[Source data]

◇ ◇ ◇ ◇

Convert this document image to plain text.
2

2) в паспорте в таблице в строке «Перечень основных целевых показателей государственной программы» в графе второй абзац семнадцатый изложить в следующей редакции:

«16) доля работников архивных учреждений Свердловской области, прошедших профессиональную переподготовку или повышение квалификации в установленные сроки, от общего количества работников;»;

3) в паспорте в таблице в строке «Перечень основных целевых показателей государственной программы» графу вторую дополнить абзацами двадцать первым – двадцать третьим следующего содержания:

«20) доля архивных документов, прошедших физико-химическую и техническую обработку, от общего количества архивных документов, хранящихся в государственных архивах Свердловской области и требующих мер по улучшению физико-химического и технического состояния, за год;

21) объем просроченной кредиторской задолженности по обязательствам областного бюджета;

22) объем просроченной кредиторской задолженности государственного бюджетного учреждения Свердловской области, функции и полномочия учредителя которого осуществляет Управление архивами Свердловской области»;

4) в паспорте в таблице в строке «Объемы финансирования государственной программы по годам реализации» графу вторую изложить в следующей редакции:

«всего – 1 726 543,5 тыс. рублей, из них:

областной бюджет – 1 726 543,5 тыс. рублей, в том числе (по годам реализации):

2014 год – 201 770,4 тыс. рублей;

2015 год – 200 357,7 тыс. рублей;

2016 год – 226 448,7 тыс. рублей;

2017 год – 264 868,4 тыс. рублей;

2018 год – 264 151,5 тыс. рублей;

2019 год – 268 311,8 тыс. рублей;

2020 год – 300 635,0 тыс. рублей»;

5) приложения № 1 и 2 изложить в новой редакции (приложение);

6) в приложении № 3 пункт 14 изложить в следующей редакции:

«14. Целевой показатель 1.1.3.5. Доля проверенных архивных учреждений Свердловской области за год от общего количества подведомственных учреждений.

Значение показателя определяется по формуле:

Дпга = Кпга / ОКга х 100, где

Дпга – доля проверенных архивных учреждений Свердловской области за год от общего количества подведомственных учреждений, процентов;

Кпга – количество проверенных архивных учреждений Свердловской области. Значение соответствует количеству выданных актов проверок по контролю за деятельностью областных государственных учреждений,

◇ ◇ ◇ ◇

Extract each line holding the string "прошедших".

«16) доля работников архивных учреждений Свердловской области, прошедших профессиональную переподготовку или повышение квалификации в установленные сроки, от общего количества работников;»;
«20) доля архивных документов, прошедших физико-химическую и техническую обработку, от общего количества архивных документов, хранящихся в государственных архивах Свердловской области и требующих мер по улучшению физико-химического и технического состояния, за год;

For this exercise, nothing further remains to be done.